### Requirement
A faithful transcription of all the data is required.

### Provided records
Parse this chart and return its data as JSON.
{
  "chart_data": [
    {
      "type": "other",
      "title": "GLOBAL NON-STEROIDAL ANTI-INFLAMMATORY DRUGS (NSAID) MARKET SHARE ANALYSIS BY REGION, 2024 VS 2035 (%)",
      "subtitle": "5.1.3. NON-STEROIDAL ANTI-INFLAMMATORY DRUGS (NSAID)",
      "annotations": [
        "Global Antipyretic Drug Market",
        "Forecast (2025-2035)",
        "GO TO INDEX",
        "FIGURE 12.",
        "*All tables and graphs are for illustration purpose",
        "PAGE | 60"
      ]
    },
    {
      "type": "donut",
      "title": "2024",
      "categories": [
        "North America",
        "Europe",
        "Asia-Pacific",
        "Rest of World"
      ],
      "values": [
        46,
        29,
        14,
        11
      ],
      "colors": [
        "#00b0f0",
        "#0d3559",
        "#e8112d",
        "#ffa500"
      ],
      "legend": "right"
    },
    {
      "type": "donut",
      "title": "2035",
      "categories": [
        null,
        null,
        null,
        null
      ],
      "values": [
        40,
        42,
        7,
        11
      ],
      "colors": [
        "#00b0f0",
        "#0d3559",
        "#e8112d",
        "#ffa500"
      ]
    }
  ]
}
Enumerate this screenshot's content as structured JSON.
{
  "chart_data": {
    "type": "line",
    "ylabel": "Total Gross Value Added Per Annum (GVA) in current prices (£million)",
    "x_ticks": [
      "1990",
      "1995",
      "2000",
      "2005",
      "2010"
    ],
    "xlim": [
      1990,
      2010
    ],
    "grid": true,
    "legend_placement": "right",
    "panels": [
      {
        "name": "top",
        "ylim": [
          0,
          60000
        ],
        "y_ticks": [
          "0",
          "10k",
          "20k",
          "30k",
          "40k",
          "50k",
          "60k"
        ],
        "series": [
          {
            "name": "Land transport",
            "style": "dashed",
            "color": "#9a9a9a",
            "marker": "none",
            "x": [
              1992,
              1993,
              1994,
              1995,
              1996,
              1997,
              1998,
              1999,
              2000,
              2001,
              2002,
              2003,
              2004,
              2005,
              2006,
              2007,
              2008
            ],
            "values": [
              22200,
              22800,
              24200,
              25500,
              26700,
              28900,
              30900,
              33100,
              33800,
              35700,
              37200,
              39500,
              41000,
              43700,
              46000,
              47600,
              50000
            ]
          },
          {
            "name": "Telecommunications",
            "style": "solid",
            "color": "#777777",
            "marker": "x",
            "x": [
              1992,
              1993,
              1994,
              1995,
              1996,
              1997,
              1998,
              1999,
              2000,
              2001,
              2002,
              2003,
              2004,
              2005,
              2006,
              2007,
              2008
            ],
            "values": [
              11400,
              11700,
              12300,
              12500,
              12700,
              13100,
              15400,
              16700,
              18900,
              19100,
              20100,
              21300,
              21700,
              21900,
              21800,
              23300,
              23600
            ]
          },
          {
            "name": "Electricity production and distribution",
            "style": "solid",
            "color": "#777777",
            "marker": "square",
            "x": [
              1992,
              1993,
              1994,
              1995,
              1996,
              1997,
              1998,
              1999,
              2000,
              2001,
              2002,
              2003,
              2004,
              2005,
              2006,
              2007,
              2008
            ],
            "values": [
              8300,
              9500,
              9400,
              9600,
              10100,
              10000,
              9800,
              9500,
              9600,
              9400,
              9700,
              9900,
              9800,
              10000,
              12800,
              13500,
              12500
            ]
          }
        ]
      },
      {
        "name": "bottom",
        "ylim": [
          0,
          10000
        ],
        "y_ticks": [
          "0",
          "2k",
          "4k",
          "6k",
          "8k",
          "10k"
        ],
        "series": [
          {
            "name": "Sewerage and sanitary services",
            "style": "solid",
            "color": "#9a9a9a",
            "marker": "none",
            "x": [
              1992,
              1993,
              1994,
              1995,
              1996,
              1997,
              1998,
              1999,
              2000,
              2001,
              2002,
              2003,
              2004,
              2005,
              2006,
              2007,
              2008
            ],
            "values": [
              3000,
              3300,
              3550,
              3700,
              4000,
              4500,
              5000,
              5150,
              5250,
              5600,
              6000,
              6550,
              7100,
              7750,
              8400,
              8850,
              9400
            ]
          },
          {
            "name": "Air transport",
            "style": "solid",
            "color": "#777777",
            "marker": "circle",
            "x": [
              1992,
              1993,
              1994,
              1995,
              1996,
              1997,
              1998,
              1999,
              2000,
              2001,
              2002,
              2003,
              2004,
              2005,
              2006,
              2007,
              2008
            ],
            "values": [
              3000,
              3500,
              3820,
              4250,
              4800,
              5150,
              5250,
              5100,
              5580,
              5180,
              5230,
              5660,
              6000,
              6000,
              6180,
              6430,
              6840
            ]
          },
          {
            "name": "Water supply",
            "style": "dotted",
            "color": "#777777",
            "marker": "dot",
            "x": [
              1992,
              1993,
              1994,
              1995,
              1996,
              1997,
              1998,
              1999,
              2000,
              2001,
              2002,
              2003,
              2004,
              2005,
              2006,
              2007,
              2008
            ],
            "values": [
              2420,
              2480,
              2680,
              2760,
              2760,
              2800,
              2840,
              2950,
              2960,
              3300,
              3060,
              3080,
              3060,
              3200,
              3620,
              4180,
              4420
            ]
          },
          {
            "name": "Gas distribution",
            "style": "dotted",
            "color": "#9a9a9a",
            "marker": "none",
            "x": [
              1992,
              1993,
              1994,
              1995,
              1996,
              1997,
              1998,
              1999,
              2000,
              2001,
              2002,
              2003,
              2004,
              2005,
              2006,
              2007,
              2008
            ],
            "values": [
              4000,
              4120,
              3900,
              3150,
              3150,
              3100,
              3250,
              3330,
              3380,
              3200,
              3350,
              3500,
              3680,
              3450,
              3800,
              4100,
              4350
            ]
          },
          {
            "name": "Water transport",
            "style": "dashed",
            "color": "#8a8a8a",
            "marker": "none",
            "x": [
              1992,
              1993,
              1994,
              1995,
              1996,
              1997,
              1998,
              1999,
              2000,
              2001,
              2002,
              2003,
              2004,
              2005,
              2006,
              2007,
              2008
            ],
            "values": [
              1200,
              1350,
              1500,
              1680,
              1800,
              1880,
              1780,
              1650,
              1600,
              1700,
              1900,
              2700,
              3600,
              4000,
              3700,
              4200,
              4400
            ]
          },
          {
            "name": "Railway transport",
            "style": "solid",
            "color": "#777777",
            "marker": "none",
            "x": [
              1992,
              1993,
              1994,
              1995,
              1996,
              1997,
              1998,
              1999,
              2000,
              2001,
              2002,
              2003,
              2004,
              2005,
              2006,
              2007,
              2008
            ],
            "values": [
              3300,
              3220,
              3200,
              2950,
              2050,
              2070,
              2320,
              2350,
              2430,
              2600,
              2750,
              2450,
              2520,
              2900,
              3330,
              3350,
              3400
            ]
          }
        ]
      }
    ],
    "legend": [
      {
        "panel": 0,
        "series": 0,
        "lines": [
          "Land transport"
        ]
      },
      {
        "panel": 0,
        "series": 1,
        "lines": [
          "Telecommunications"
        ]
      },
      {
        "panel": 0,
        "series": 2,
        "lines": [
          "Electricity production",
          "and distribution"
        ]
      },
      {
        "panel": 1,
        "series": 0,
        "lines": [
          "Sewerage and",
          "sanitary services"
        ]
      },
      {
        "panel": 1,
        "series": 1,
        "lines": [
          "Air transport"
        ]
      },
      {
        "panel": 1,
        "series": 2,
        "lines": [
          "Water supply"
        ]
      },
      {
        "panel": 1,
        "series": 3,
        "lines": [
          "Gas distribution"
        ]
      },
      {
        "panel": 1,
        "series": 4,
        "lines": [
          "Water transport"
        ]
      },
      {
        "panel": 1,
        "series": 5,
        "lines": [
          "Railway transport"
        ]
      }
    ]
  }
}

### Answer to this problem
Parse this chart and return its data as JSON.
{
  "chart_data": [
    {
      "type": "other",
      "title": "GLOBAL NON-STEROIDAL ANTI-INFLAMMATORY DRUGS (NSAID) MARKET SHARE ANALYSIS BY REGION, 2024 VS 2035 (%)",
      "subtitle": "5.1.3. NON-STEROIDAL ANTI-INFLAMMATORY DRUGS (NSAID)",
      "annotations": [
        "Global Antipyretic Drug Market",
        "Forecast (2025-2035)",
        "GO TO INDEX",
        "FIGURE 12.",
        "*All tables and graphs are for illustration purpose",
        "PAGE | 60"
      ]
    },
    {
      "type": "donut",
      "title": "2024",
      "categories": [
        "North America",
        "Europe",
        "Asia-Pacific",
        "Rest of World"
      ],
      "values": [
        46,
        29,
        14,
        11
      ],
      "colors": [
        "#00b0f0",
        "#0d3559",
        "#e8112d",
        "#ffa500"
      ],
      "legend": "right"
    },
    {
      "type": "donut",
      "title": "2035",
      "categories": [
        null,
        null,
        null,
        null
      ],
      "values": [
        40,
        42,
        7,
        11
      ],
      "colors": [
        "#00b0f0",
        "#0d3559",
        "#e8112d",
        "#ffa500"
      ]
    }
  ]
}
Enumerate this screenshot's content as structured JSON.
{
  "chart_data": {
    "type": "line",
    "ylabel": "Total Gross Value Added Per Annum (GVA) in current prices (£million)",
    "x_ticks": [
      "1990",
      "1995",
      "2000",
      "2005",
      "2010"
    ],
    "xlim": [
      1990,
      2010
    ],
    "grid": true,
    "legend_placement": "right",
    "panels": [
      {
        "name": "top",
        "ylim": [
          0,
          60000
        ],
        "y_ticks": [
          "0",
          "10k",
          "20k",
          "30k",
          "40k",
          "50k",
          "60k"
        ],
        "series": [
          {
            "name": "Land transport",
            "style": "dashed",
            "color": "#9a9a9a",
            "marker": "none",
            "x": [
              1992,
              1993,
              1994,
              1995,
              1996,
              1997,
              1998,
              1999,
              2000,
              2001,
              2002,
              2003,
              2004,
              2005,
              2006,
              2007,
              2008
            ],
            "values": [
              22200,
              22800,
              24200,
              25500,
              26700,
              28900,
              30900,
              33100,
              33800,
              35700,
              37200,
              39500,
              41000,
              43700,
              46000,
              47600,
              50000
            ]
          },
          {
            "name": "Telecommunications",
            "style": "solid",
            "color": "#777777",
            "marker": "x",
            "x": [
              1992,
              1993,
              1994,
              1995,
              1996,
              1997,
              1998,
              1999,
              2000,
              2001,
              2002,
              2003,
              2004,
              2005,
              2006,
              2007,
              2008
            ],
            "values": [
              11400,
              11700,
              12300,
              12500,
              12700,
              13100,
              15400,
              16700,
              18900,
              19100,
              20100,
              21300,
              21700,
              21900,
              21800,
              23300,
              23600
            ]
          },
          {
            "name": "Electricity production and distribution",
            "style": "solid",
            "color": "#777777",
            "marker": "square",
            "x": [
              1992,
              1993,
              1994,
              1995,
              1996,
              1997,
              1998,
              1999,
              2000,
              2001,
              2002,
              2003,
              2004,
              2005,
              2006,
              2007,
              2008
            ],
            "values": [
              8300,
              9500,
              9400,
              9600,
              10100,
              10000,
              9800,
              9500,
              9600,
              9400,
              9700,
              9900,
              9800,
              10000,
              12800,
              13500,
              12500
            ]
          }
        ]
      },
      {
        "name": "bottom",
        "ylim": [
          0,
          10000
        ],
        "y_ticks": [
          "0",
          "2k",
          "4k",
          "6k",
          "8k",
          "10k"
        ],
        "series": [
          {
            "name": "Sewerage and sanitary services",
            "style": "solid",
            "color": "#9a9a9a",
            "marker": "none",
            "x": [
              1992,
              1993,
              1994,
              1995,
              1996,
              1997,
              1998,
              1999,
              2000,
              2001,
              2002,
              2003,
              2004,
              2005,
              2006,
              2007,
              2008
            ],
            "values": [
              3000,
              3300,
              3550,
              3700,
              4000,
              4500,
              5000,
              5150,
              5250,
              5600,
              6000,
              6550,
              7100,
              7750,
              8400,
              8850,
              9400
            ]
          },
          {
            "name": "Air transport",
            "style": "solid",
            "color": "#777777",
            "marker": "circle",
            "x": [
              1992,
              1993,
              1994,
              1995,
              1996,
              1997,
              1998,
              1999,
              2000,
              2001,
              2002,
              2003,
              2004,
              2005,
              2006,
              2007,
              2008
            ],
            "values": [
              3000,
              3500,
              3820,
              4250,
              4800,
              5150,
              5250,
              5100,
              5580,
              5180,
              5230,
              5660,
              6000,
              6000,
              6180,
              6430,
              6840
            ]
          },
          {
            "name": "Water supply",
            "style": "dotted",
            "color": "#777777",
            "marker": "dot",
            "x": [
              1992,
              1993,
              1994,
              1995,
              1996,
              1997,
              1998,
              1999,
              2000,
              2001,
              2002,
              2003,
              2004,
              2005,
              2006,
              2007,
              2008
            ],
            "values": [
              2420,
              2480,
              2680,
              2760,
              2760,
              2800,
              2840,
              2950,
              2960,
              3300,
              3060,
              3080,
              3060,
              3200,
              3620,
              4180,
              4420
            ]
          },
          {
            "name": "Gas distribution",
            "style": "dotted",
            "color": "#9a9a9a",
            "marker": "none",
            "x": [
              1992,
              1993,
              1994,
              1995,
              1996,
              1997,
              1998,
              1999,
              2000,
              2001,
              2002,
              2003,
              2004,
              2005,
              2006,
              2007,
              2008
            ],
            "values": [
              4000,
              4120,
              3900,
              3150,
              3150,
              3100,
              3250,
              3330,
              3380,
              3200,
              3350,
              3500,
              3680,
              3450,
              3800,
              4100,
              4350
            ]
          },
          {
            "name": "Water transport",
            "style": "dashed",
            "color": "#8a8a8a",
            "marker": "none",
            "x": [
              1992,
              1993,
              1994,
              1995,
              1996,
              1997,
              1998,
              1999,
              2000,
              2001,
              2002,
              2003,
              2004,
              2005,
              2006,
              2007,
              2008
            ],
            "values": [
              1200,
              1350,
              1500,
              1680,
              1800,
              1880,
              1780,
              1650,
              1600,
              1700,
              1900,
              2700,
              3600,
              4000,
              3700,
              4200,
              4400
            ]
          },
          {
            "name": "Railway transport",
            "style": "solid",
            "color": "#777777",
            "marker": "none",
            "x": [
              1992,
              1993,
              1994,
              1995,
              1996,
              1997,
              1998,
              1999,
              2000,
              2001,
              2002,
              2003,
              2004,
              2005,
              2006,
              2007,
              2008
            ],
            "values": [
              3300,
              3220,
              3200,
              2950,
              2050,
              2070,
              2320,
              2350,
              2430,
              2600,
              2750,
              2450,
              2520,
              2900,
              3330,
              3350,
              3400
            ]
          }
        ]
      }
    ],
    "legend": [
      {
        "panel": 0,
        "series": 0,
        "lines": [
          "Land transport"
        ]
      },
      {
        "panel": 0,
        "series": 1,
        "lines": [
          "Telecommunications"
        ]
      },
      {
        "panel": 0,
        "series": 2,
        "lines": [
          "Electricity production",
          "and distribution"
        ]
      },
      {
        "panel": 1,
        "series": 0,
        "lines": [
          "Sewerage and",
          "sanitary services"
        ]
      },
      {
        "panel": 1,
        "series": 1,
        "lines": [
          "Air transport"
        ]
      },
      {
        "panel": 1,
        "series": 2,
        "lines": [
          "Water supply"
        ]
      },
      {
        "panel": 1,
        "series": 3,
        "lines": [
          "Gas distribution"
        ]
      },
      {
        "panel": 1,
        "series": 4,
        "lines": [
          "Water transport"
        ]
      },
      {
        "panel": 1,
        "series": 5,
        "lines": [
          "Railway transport"
        ]
      }
    ]
  }
}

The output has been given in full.